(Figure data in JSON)
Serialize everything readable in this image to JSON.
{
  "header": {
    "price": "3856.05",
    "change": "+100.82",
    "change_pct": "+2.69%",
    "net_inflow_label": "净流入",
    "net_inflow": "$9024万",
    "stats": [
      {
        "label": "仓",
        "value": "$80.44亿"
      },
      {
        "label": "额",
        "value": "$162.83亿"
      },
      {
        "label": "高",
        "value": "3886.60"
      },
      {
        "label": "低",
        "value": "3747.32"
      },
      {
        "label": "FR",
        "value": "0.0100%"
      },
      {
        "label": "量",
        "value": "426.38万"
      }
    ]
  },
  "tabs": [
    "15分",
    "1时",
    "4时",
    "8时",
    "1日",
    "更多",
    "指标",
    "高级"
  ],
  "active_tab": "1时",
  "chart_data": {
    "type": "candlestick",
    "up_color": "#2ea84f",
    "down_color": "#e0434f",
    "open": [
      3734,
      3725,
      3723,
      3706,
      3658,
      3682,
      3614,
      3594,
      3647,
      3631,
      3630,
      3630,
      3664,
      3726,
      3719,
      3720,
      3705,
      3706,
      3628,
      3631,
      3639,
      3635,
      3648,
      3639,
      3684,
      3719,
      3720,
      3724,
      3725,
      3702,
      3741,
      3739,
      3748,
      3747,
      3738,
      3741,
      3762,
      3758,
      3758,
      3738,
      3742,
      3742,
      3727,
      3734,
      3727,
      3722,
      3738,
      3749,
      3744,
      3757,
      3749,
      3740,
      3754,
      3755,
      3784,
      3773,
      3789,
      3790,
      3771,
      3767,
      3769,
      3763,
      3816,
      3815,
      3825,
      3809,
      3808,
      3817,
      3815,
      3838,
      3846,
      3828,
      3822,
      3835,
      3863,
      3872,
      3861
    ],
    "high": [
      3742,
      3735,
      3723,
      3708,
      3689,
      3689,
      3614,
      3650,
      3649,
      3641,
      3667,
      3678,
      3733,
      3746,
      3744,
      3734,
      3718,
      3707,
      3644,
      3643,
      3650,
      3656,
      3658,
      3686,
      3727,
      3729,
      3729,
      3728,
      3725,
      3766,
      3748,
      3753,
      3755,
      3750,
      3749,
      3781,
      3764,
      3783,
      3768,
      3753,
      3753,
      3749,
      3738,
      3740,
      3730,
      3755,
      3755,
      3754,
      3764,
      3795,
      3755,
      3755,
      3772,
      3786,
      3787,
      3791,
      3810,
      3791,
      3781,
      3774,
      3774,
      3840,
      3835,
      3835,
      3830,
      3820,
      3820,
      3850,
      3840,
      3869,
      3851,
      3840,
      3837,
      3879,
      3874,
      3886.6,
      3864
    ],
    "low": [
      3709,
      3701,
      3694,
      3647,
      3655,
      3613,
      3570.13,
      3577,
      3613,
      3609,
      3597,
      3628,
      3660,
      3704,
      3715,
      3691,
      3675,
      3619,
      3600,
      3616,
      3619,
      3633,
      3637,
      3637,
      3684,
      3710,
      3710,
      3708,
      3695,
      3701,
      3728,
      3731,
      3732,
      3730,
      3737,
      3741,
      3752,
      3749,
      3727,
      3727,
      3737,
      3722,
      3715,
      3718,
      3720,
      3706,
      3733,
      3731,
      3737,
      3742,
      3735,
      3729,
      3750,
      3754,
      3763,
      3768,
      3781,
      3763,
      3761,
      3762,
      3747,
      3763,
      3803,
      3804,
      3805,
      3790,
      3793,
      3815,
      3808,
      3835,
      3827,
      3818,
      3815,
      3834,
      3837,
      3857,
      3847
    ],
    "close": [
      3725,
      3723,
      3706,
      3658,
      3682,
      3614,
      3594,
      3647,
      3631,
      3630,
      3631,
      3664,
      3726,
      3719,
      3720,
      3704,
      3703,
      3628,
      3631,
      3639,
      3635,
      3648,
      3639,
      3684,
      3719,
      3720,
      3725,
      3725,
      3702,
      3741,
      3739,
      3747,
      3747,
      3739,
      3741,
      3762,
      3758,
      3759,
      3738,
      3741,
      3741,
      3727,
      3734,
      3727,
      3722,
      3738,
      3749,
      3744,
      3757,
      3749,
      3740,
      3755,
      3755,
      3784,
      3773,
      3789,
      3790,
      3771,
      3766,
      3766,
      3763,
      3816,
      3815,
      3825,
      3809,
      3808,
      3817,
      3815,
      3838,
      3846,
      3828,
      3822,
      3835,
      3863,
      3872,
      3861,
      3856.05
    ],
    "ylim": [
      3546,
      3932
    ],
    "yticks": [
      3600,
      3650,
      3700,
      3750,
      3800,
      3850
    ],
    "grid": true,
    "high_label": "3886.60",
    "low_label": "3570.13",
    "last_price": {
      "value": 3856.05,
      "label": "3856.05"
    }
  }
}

[Problem] Find each line with the string "value" and copy it out.

[Solved problem]
        "value": "$80.44亿"
        "value": "$162.83亿"
        "value": "3886.60"
        "value": "3747.32"
        "value": "0.0100%"
        "value": "426.38万"
      "value": 3856.05,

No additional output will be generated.